→ TASK DIRECTIONS
Reproduce the listing exactly, with no pictures in your copy.

(Saved data entries)
-.-.-
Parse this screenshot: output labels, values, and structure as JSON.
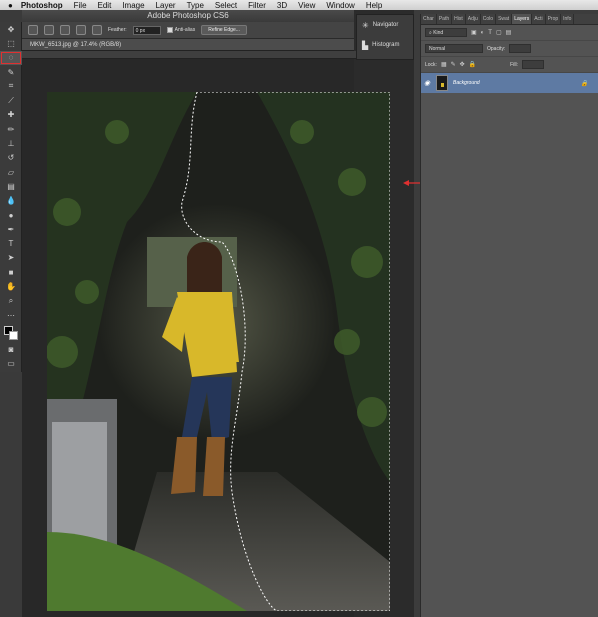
{
  "menubar": {
    "apple": "",
    "app": "Photoshop",
    "items": [
      "File",
      "Edit",
      "Image",
      "Layer",
      "Type",
      "Select",
      "Filter",
      "3D",
      "View",
      "Window",
      "Help"
    ]
  },
  "window": {
    "title": "Adobe Photoshop CS6"
  },
  "options": {
    "feather_label": "Feather:",
    "feather_value": "0 px",
    "antialias_label": "Anti-alias",
    "refine_label": "Refine Edge..."
  },
  "document": {
    "tab": "MKW_6513.jpg @ 17.4% (RGB/8)"
  },
  "mini_panels": [
    {
      "icon": "navigator-icon",
      "label": "Navigator"
    },
    {
      "icon": "histogram-icon",
      "label": "Histogram"
    }
  ],
  "panel_tabs": [
    "Char",
    "Path",
    "Hist",
    "Adju",
    "Colo",
    "Swat",
    "Layers",
    "Acti",
    "Prop",
    "Info"
  ],
  "layers_panel": {
    "kind_label": "Kind",
    "blend": "Normal",
    "opacity_label": "Opacity:",
    "lock_label": "Lock:",
    "fill_label": "Fill:",
    "layer_name": "Background"
  },
  "colors": {
    "accent": "#e03030",
    "layer_selected": "#5e7aa3",
    "shirt": "#d8b82a"
  }
}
-.-.-
→ TASK RESULT
Parse this screenshot: output labels, values, and structure as JSON.
{
  "menubar": {
    "apple": "",
    "app": "Photoshop",
    "items": [
      "File",
      "Edit",
      "Image",
      "Layer",
      "Type",
      "Select",
      "Filter",
      "3D",
      "View",
      "Window",
      "Help"
    ]
  },
  "window": {
    "title": "Adobe Photoshop CS6"
  },
  "options": {
    "feather_label": "Feather:",
    "feather_value": "0 px",
    "antialias_label": "Anti-alias",
    "refine_label": "Refine Edge..."
  },
  "document": {
    "tab": "MKW_6513.jpg @ 17.4% (RGB/8)"
  },
  "mini_panels": [
    {
      "icon": "navigator-icon",
      "label": "Navigator"
    },
    {
      "icon": "histogram-icon",
      "label": "Histogram"
    }
  ],
  "panel_tabs": [
    "Char",
    "Path",
    "Hist",
    "Adju",
    "Colo",
    "Swat",
    "Layers",
    "Acti",
    "Prop",
    "Info"
  ],
  "layers_panel": {
    "kind_label": "Kind",
    "blend": "Normal",
    "opacity_label": "Opacity:",
    "lock_label": "Lock:",
    "fill_label": "Fill:",
    "layer_name": "Background"
  },
  "colors": {
    "accent": "#e03030",
    "layer_selected": "#5e7aa3",
    "shirt": "#d8b82a"
  }
}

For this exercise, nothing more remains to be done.